** begin Dataset rows **
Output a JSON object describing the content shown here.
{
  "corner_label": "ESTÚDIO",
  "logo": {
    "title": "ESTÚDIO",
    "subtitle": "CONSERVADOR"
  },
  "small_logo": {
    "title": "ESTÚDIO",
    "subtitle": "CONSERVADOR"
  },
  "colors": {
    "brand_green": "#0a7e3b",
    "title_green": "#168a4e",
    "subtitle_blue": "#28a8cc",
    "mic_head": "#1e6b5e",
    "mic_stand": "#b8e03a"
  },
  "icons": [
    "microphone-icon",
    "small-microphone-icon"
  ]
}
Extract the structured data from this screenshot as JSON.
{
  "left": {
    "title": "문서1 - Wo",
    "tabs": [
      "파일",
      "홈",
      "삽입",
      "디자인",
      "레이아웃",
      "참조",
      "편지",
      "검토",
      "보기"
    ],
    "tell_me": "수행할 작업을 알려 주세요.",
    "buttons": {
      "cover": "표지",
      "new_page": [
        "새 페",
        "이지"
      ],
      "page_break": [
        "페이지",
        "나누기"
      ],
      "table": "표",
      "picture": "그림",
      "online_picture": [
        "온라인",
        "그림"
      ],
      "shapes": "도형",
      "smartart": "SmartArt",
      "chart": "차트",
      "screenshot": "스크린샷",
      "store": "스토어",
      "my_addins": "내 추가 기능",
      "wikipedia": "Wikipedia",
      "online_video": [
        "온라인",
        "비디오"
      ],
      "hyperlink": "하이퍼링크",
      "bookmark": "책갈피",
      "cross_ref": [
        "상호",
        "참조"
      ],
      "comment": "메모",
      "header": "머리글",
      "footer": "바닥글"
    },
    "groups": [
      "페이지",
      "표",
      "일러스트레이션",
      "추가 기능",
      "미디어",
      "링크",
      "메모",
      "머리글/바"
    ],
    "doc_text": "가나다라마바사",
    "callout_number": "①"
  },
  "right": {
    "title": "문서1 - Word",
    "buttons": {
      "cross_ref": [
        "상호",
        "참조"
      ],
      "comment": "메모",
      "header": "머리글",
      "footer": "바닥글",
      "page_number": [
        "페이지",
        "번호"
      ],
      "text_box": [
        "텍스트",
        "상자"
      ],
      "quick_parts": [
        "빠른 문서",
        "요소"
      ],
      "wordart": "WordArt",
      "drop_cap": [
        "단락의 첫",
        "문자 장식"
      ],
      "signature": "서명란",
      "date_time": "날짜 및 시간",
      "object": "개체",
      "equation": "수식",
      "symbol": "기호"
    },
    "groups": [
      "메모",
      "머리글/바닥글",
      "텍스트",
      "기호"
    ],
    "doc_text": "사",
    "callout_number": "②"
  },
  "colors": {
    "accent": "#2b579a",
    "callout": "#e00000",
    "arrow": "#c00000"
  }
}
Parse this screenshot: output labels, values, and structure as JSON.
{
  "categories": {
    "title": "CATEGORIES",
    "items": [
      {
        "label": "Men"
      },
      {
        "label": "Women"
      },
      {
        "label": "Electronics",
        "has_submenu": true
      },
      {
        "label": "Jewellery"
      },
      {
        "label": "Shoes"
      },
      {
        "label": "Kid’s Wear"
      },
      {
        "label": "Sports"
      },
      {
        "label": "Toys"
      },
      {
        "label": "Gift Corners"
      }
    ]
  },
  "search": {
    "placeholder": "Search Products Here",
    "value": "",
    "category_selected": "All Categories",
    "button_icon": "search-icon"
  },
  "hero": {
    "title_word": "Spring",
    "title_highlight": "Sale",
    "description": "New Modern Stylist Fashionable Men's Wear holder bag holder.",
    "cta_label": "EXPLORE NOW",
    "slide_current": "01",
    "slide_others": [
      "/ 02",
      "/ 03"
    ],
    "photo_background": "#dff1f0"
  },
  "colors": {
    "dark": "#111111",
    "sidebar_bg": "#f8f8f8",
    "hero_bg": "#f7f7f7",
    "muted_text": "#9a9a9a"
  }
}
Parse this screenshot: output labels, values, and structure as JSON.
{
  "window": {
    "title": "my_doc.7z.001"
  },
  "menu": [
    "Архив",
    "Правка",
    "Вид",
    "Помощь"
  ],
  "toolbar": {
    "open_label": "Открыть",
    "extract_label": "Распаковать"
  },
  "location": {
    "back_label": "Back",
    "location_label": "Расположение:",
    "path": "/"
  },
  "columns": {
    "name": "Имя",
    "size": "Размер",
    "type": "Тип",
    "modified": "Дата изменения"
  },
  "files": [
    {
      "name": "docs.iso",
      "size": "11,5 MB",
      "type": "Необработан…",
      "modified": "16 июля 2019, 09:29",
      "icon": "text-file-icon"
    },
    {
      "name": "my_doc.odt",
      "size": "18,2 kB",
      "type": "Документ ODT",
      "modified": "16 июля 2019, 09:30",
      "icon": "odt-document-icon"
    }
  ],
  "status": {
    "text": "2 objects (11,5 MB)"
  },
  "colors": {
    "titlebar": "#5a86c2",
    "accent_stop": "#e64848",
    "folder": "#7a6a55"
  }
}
** end Dataset rows **
## Directions for this task
Please quote the records above exactly, without skipping a line.

## The solution
Output a JSON object describing the content shown here.
{
  "corner_label": "ESTÚDIO",
  "logo": {
    "title": "ESTÚDIO",
    "subtitle": "CONSERVADOR"
  },
  "small_logo": {
    "title": "ESTÚDIO",
    "subtitle": "CONSERVADOR"
  },
  "colors": {
    "brand_green": "#0a7e3b",
    "title_green": "#168a4e",
    "subtitle_blue": "#28a8cc",
    "mic_head": "#1e6b5e",
    "mic_stand": "#b8e03a"
  },
  "icons": [
    "microphone-icon",
    "small-microphone-icon"
  ]
}
Extract the structured data from this screenshot as JSON.
{
  "left": {
    "title": "문서1 - Wo",
    "tabs": [
      "파일",
      "홈",
      "삽입",
      "디자인",
      "레이아웃",
      "참조",
      "편지",
      "검토",
      "보기"
    ],
    "tell_me": "수행할 작업을 알려 주세요.",
    "buttons": {
      "cover": "표지",
      "new_page": [
        "새 페",
        "이지"
      ],
      "page_break": [
        "페이지",
        "나누기"
      ],
      "table": "표",
      "picture": "그림",
      "online_picture": [
        "온라인",
        "그림"
      ],
      "shapes": "도형",
      "smartart": "SmartArt",
      "chart": "차트",
      "screenshot": "스크린샷",
      "store": "스토어",
      "my_addins": "내 추가 기능",
      "wikipedia": "Wikipedia",
      "online_video": [
        "온라인",
        "비디오"
      ],
      "hyperlink": "하이퍼링크",
      "bookmark": "책갈피",
      "cross_ref": [
        "상호",
        "참조"
      ],
      "comment": "메모",
      "header": "머리글",
      "footer": "바닥글"
    },
    "groups": [
      "페이지",
      "표",
      "일러스트레이션",
      "추가 기능",
      "미디어",
      "링크",
      "메모",
      "머리글/바"
    ],
    "doc_text": "가나다라마바사",
    "callout_number": "①"
  },
  "right": {
    "title": "문서1 - Word",
    "buttons": {
      "cross_ref": [
        "상호",
        "참조"
      ],
      "comment": "메모",
      "header": "머리글",
      "footer": "바닥글",
      "page_number": [
        "페이지",
        "번호"
      ],
      "text_box": [
        "텍스트",
        "상자"
      ],
      "quick_parts": [
        "빠른 문서",
        "요소"
      ],
      "wordart": "WordArt",
      "drop_cap": [
        "단락의 첫",
        "문자 장식"
      ],
      "signature": "서명란",
      "date_time": "날짜 및 시간",
      "object": "개체",
      "equation": "수식",
      "symbol": "기호"
    },
    "groups": [
      "메모",
      "머리글/바닥글",
      "텍스트",
      "기호"
    ],
    "doc_text": "사",
    "callout_number": "②"
  },
  "colors": {
    "accent": "#2b579a",
    "callout": "#e00000",
    "arrow": "#c00000"
  }
}
Parse this screenshot: output labels, values, and structure as JSON.
{
  "categories": {
    "title": "CATEGORIES",
    "items": [
      {
        "label": "Men"
      },
      {
        "label": "Women"
      },
      {
        "label": "Electronics",
        "has_submenu": true
      },
      {
        "label": "Jewellery"
      },
      {
        "label": "Shoes"
      },
      {
        "label": "Kid’s Wear"
      },
      {
        "label": "Sports"
      },
      {
        "label": "Toys"
      },
      {
        "label": "Gift Corners"
      }
    ]
  },
  "search": {
    "placeholder": "Search Products Here",
    "value": "",
    "category_selected": "All Categories",
    "button_icon": "search-icon"
  },
  "hero": {
    "title_word": "Spring",
    "title_highlight": "Sale",
    "description": "New Modern Stylist Fashionable Men's Wear holder bag holder.",
    "cta_label": "EXPLORE NOW",
    "slide_current": "01",
    "slide_others": [
      "/ 02",
      "/ 03"
    ],
    "photo_background": "#dff1f0"
  },
  "colors": {
    "dark": "#111111",
    "sidebar_bg": "#f8f8f8",
    "hero_bg": "#f7f7f7",
    "muted_text": "#9a9a9a"
  }
}
Parse this screenshot: output labels, values, and structure as JSON.
{
  "window": {
    "title": "my_doc.7z.001"
  },
  "menu": [
    "Архив",
    "Правка",
    "Вид",
    "Помощь"
  ],
  "toolbar": {
    "open_label": "Открыть",
    "extract_label": "Распаковать"
  },
  "location": {
    "back_label": "Back",
    "location_label": "Расположение:",
    "path": "/"
  },
  "columns": {
    "name": "Имя",
    "size": "Размер",
    "type": "Тип",
    "modified": "Дата изменения"
  },
  "files": [
    {
      "name": "docs.iso",
      "size": "11,5 MB",
      "type": "Необработан…",
      "modified": "16 июля 2019, 09:29",
      "icon": "text-file-icon"
    },
    {
      "name": "my_doc.odt",
      "size": "18,2 kB",
      "type": "Документ ODT",
      "modified": "16 июля 2019, 09:30",
      "icon": "odt-document-icon"
    }
  ],
  "status": {
    "text": "2 objects (11,5 MB)"
  },
  "colors": {
    "titlebar": "#5a86c2",
    "accent_stop": "#e64848",
    "folder": "#7a6a55"
  }
}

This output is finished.